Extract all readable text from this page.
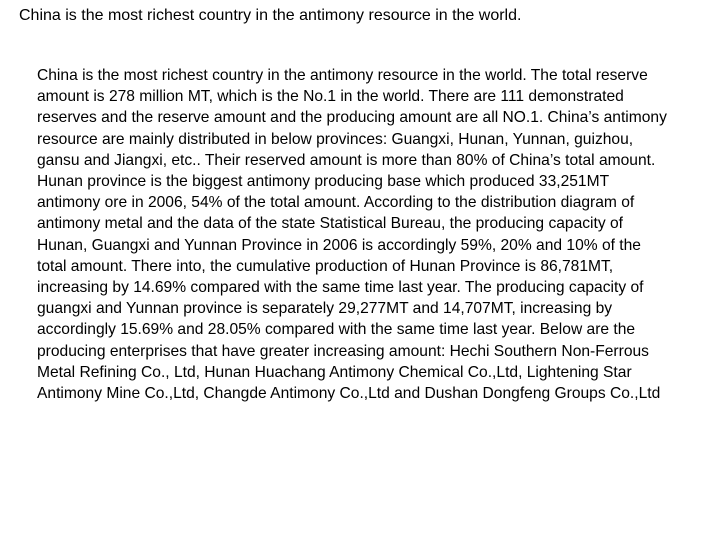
China is the most richest country in the antimony resource in the world.

China is the most richest country in the antimony resource in the world. The total reserve amount is 278 million MT, which is the No.1 in the world. There are 111 demonstrated reserves and the reserve amount and the producing amount are all NO.1. China’s antimony resource are mainly distributed in below provinces: Guangxi, Hunan, Yunnan, guizhou, gansu and Jiangxi, etc.. Their reserved amount is more than 80% of China’s total amount. Hunan province is the biggest antimony producing base which produced 33,251MT antimony ore in 2006, 54% of the total amount. According to the distribution diagram of antimony metal and the data of the state Statistical Bureau, the producing capacity of Hunan, Guangxi and Yunnan Province in 2006 is accordingly 59%, 20% and 10% of the total amount. There into, the cumulative production of Hunan Province is 86,781MT, increasing by 14.69% compared with the same time last year. The producing capacity of guangxi and Yunnan province is separately 29,277MT and 14,707MT, increasing by accordingly 15.69% and 28.05% compared with the same time last year. Below are the producing enterprises that have greater increasing amount: Hechi Southern Non-Ferrous Metal Refining Co., Ltd, Hunan Huachang Antimony Chemical Co.,Ltd, Lightening Star Antimony Mine Co.,Ltd, Changde Antimony Co.,Ltd and Dushan Dongfeng Groups Co.,Ltd
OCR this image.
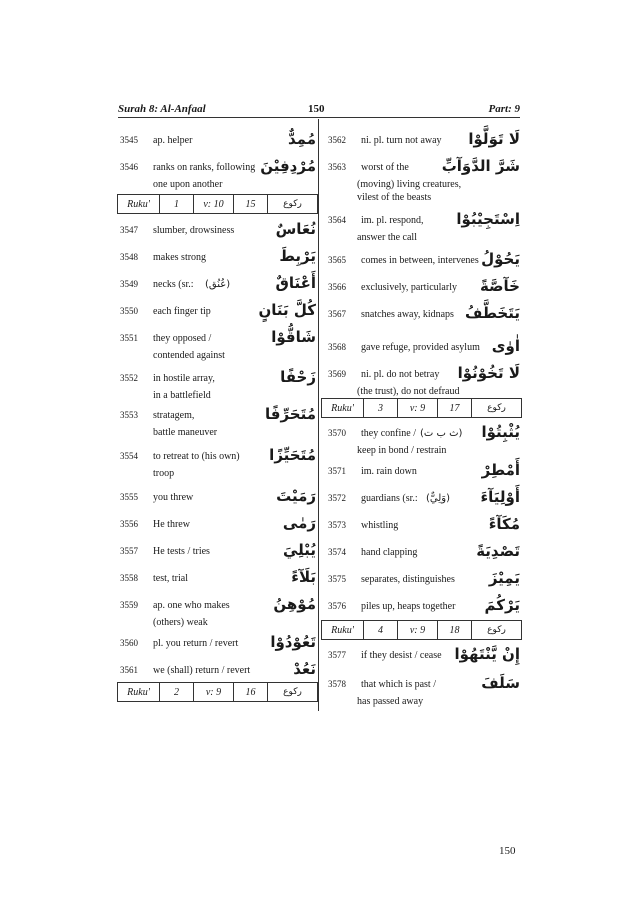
Surah 8: Al-Anfaal	150	Part: 9
3545 ap. helper	مُمِدٌّ
3546 ranks on ranks, following مُرْدِفِيْنَ
one upon another
Ruku'	1	v: 10	15	رکوع
3547 slumber, drowsiness	نُعَاسٌ
3548 makes strong	يَرْبِطَ
3549 necks (sr.: (عُنُق)	أَعْنَاقٌ
3550 each finger tip	كُلَّ بَنَانٍ
3551 they opposed /	شَاقُّوْا
contended against
3552 in hostile array,	زَحْفًا
in a battlefield
3553 stratagem,	مُتَحَرِّفًا
battle maneuver
3554 to retreat to (his own) مُتَحَيِّزًا
troop
3555 you threw	رَمَيْتَ
3556 He threw	رَمٰى
3557 He tests / tries	يُبْلِيَ
3558 test, trial	بَلَآءً
3559 ap. one who makes	مُوْهِنُ
(others) weak
3560 pl. you return / revert تَعُوْدُوْا
3561 we (shall) return / revert	نَعُدْ
Ruku'	2	v: 9	16	رکوع
3562 ni. pl. turn not away لَا تَوَلَّوْا
3563 worst of the شَرَّ الدَّوَآبِّ
(moving) living creatures,
vilest of the beasts
3564 im. pl. respond, اِسْتَجِيْبُوْا
answer the call
3565 comes in between, intervenes يَحُوْلُ
3566 exclusively, particularly خَآصَّةً
3567 snatches away, kidnaps يَتَخَطَّفُ
3568 gave refuge, provided asylum اٰوٰى
3569 ni. pl. do not betray لَا تَخُوْنُوْا
(the trust), do not defraud
Ruku'	3	v: 9	17	رکوع
3570 they confine / (ث ب ت) يُثْبِتُوْا
keep in bond / restrain
3571 im. rain down	أَمْطِرْ
3572 guardians (sr.: (وَلِيٌّ) أَوْلِيَآءَ
3573 whistling	مُكَآءً
3574 hand clapping	تَصْدِيَةً
3575 separates, distinguishes يَمِيْزَ
3576 piles up, heaps together يَرْكُمَ
Ruku'	4	v: 9	18	رکوع
3577 if they desist / cease إِنْ يَّنْتَهُوْا
3578 that which is past /	سَلَفَ
has passed away
150
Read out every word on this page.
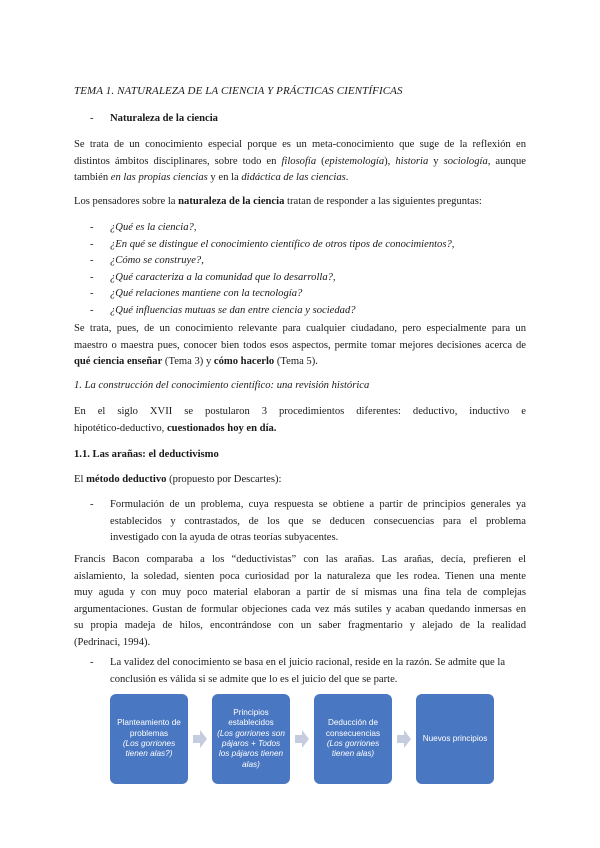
TEMA 1. NATURALEZA DE LA CIENCIA Y PRÁCTICAS CIENTÍFICAS
- Naturaleza de la ciencia
Se trata de un conocimiento especial porque es un meta-conocimiento que suge de la reflexión en
distintos ámbitos disciplinares, sobre todo en filosofía (epistemología), historia y sociología, aunque
también en las propias ciencias y en la didáctica de las ciencias.
Los pensadores sobre la naturaleza de la ciencia tratan de responder a las siguientes preguntas:
- ¿Qué es la ciencia?,
- ¿En qué se distingue el conocimiento científico de otros tipos de conocimientos?,
- ¿Cómo se construye?,
- ¿Qué caracteriza a la comunidad que lo desarrolla?,
- ¿Qué relaciones mantiene con la tecnología?
- ¿Qué influencias mutuas se dan entre ciencia y sociedad?
Se trata, pues, de un conocimiento relevante para cualquier ciudadano, pero especialmente para un
maestro o maestra pues, conocer bien todos esos aspectos, permite tomar mejores decisiones acerca de
qué ciencia enseñar (Tema 3) y cómo hacerlo (Tema 5).
1. La construcción del conocimiento científico: una revisión histórica
En el siglo XVII se postularon 3 procedimientos diferentes: deductivo, inductivo e
hipotético-deductivo, cuestionados hoy en día.
1.1. Las arañas: el deductivismo
El método deductivo (propuesto por Descartes):
- Formulación de un problema, cuya respuesta se obtiene a partir de principios generales ya
establecidos y contrastados, de los que se deducen consecuencias para el problema
investigado con la ayuda de otras teorías subyacentes.
Francis Bacon comparaba a los “deductivistas” con las arañas. Las arañas, decía, prefieren el
aislamiento, la soledad, sienten poca curiosidad por la naturaleza que les rodea. Tienen una mente
muy aguda y con muy poco material elaboran a partir de sí mismas una fina tela de complejas
argumentaciones. Gustan de formular objeciones cada vez más sutiles y acaban quedando inmersas en
su propia madeja de hilos, encontrándose con un saber fragmentario y alejado de la realidad
(Pedrinaci, 1994).
- La validez del conocimiento se basa en el juicio racional, reside en la razón. Se admite que la
conclusión es válida si se admite que lo es el juicio del que se parte.
Planteamiento de problemas
(Los gorriones tienen alas?)
Principios establecidos
(Los gorriones son pájaros + Todos los pájaros tienen alas)
Deducción de consecuencias
(Los gorriones tienen alas)
Nuevos principios
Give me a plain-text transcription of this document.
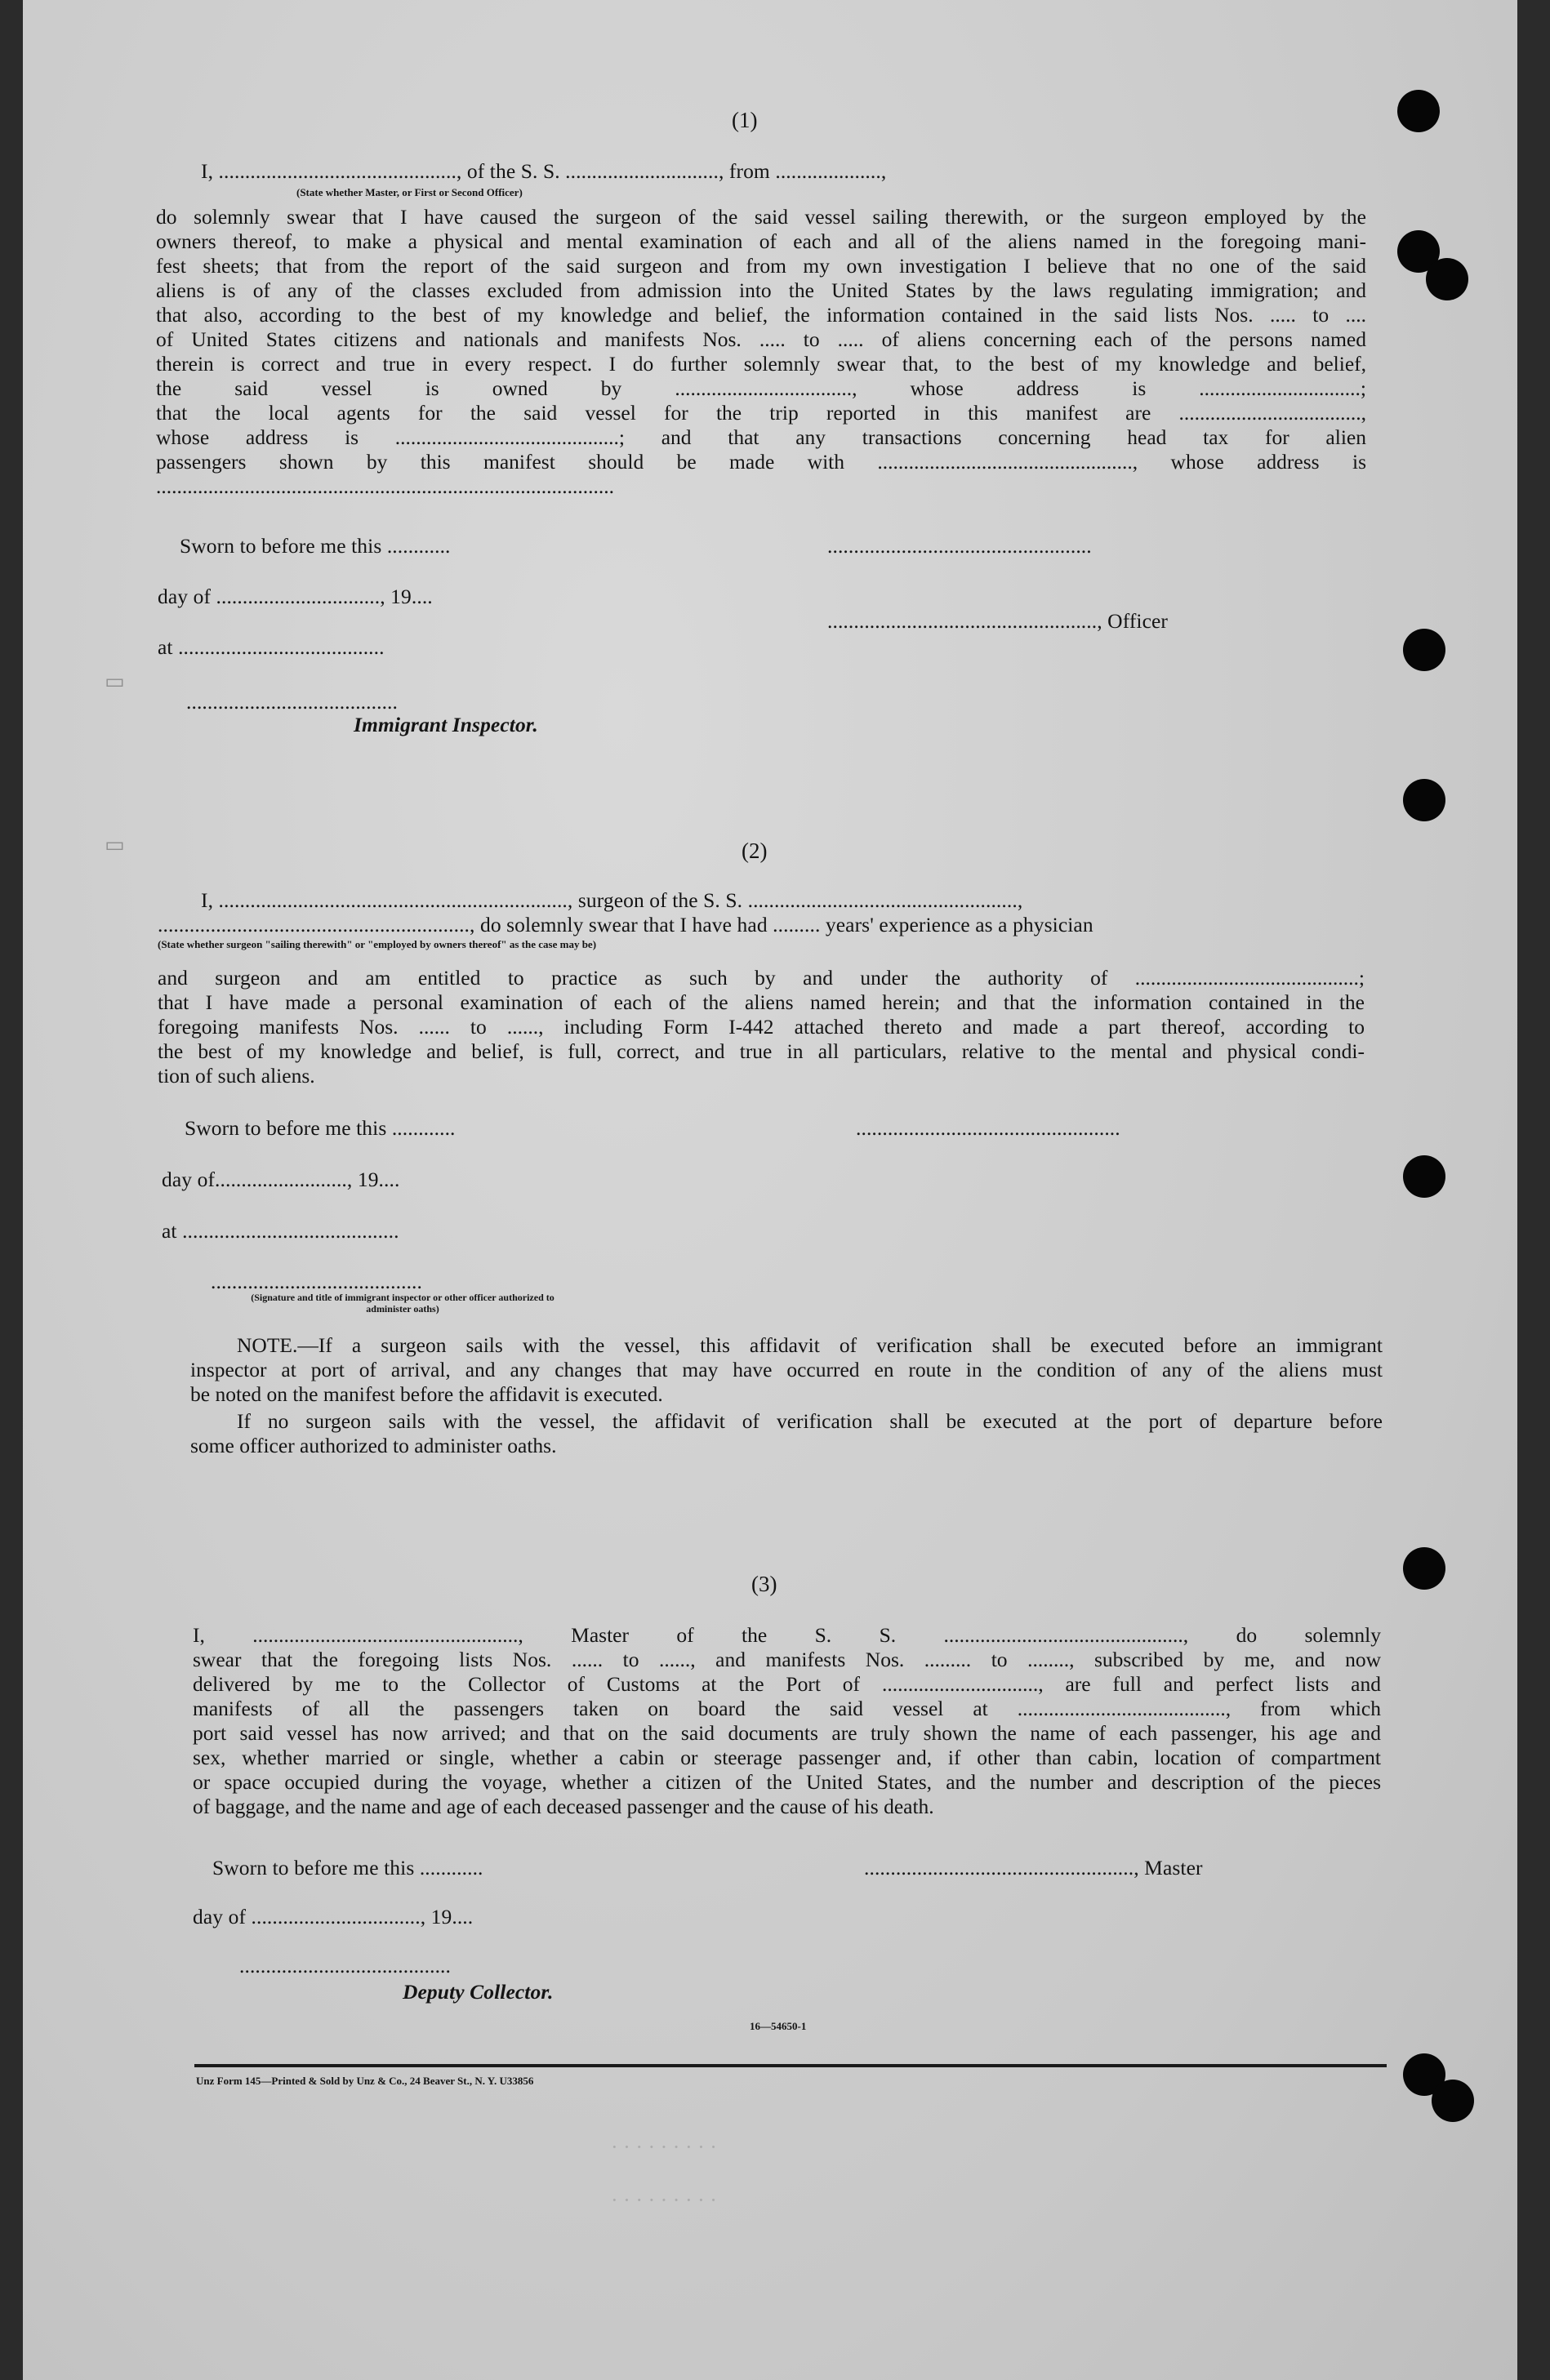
▭
▭
(1)
I, ............................................., of the S. S. ............................., from ....................,
(State whether Master, or First or Second Officer)
do solemnly swear that I have caused the surgeon of the said vessel sailing therewith, or the surgeon employed by the
owners thereof, to make a physical and mental examination of each and all of the aliens named in the foregoing mani-
fest sheets; that from the report of the said surgeon and from my own investigation I believe that no one of the said
aliens is of any of the classes excluded from admission into the United States by the laws regulating immigration; and
that also, according to the best of my knowledge and belief, the information contained in the said lists Nos. ..... to ....
of United States citizens and nationals and manifests Nos. ..... to ..... of aliens concerning each of the persons named
therein is correct and true in every respect. I do further solemnly swear that, to the best of my knowledge and belief,
the said vessel is owned by .................................., whose address is ...............................;
that the local agents for the said vessel for the trip reported in this manifest are ...................................,
whose address is ...........................................; and that any transactions concerning head tax for alien
passengers shown by this manifest should be made with ................................................., whose address is
........................................................................................
Sworn to before me this ............	..................................................
day of ..............................., 19....
..................................................., Officer
at .......................................
........................................
Immigrant Inspector.
(2)
I, .................................................................., surgeon of the S. S. ...................................................,
..........................................................., do solemnly swear that I have had ......... years' experience as a physician
(State whether surgeon "sailing therewith" or "employed by owners thereof" as the case may be)
and surgeon and am entitled to practice as such by and under the authority of ...........................................;
that I have made a personal examination of each of the aliens named herein; and that the information contained in the
foregoing manifests Nos. ...... to ......, including Form I-442 attached thereto and made a part thereof, according to
the best of my knowledge and belief, is full, correct, and true in all particulars, relative to the mental and physical condi-
tion of such aliens.
Sworn to before me this ............	..................................................
day of........................., 19....
at .........................................
........................................
(Signature and title of immigrant inspector or other officer authorized to administer oaths)
NOTE.—If a surgeon sails with the vessel, this affidavit of verification shall be executed before an immigrant
inspector at port of arrival, and any changes that may have occurred en route in the condition of any of the aliens must
be noted on the manifest before the affidavit is executed.
If no surgeon sails with the vessel, the affidavit of verification shall be executed at the port of departure before
some officer authorized to administer oaths.
(3)
I, ..................................................., Master of the S. S. .............................................., do solemnly
swear that the foregoing lists Nos. ...... to ......, and manifests Nos. ......... to ........, subscribed by me, and now
delivered by me to the Collector of Customs at the Port of .............................., are full and perfect lists and
manifests of all the passengers taken on board the said vessel at ........................................, from which
port said vessel has now arrived; and that on the said documents are truly shown the name of each passenger, his age and
sex, whether married or single, whether a cabin or steerage passenger and, if other than cabin, location of compartment
or space occupied during the voyage, whether a citizen of the United States, and the number and description of the pieces
of baggage, and the name and age of each deceased passenger and the cause of his death.
Sworn to before me this ............	..................................................., Master
day of ................................, 19....
........................................
Deputy Collector.
16—54650-1
Unz Form 145—Printed & Sold by Unz & Co., 24 Beaver St., N. Y. U33856
· · · · · · · · ·
· · · · · · · · ·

################

Directions for this task:
Find every line in the entries that includes the word "verification", then state how many there are and nothing else.

Worked solution:
2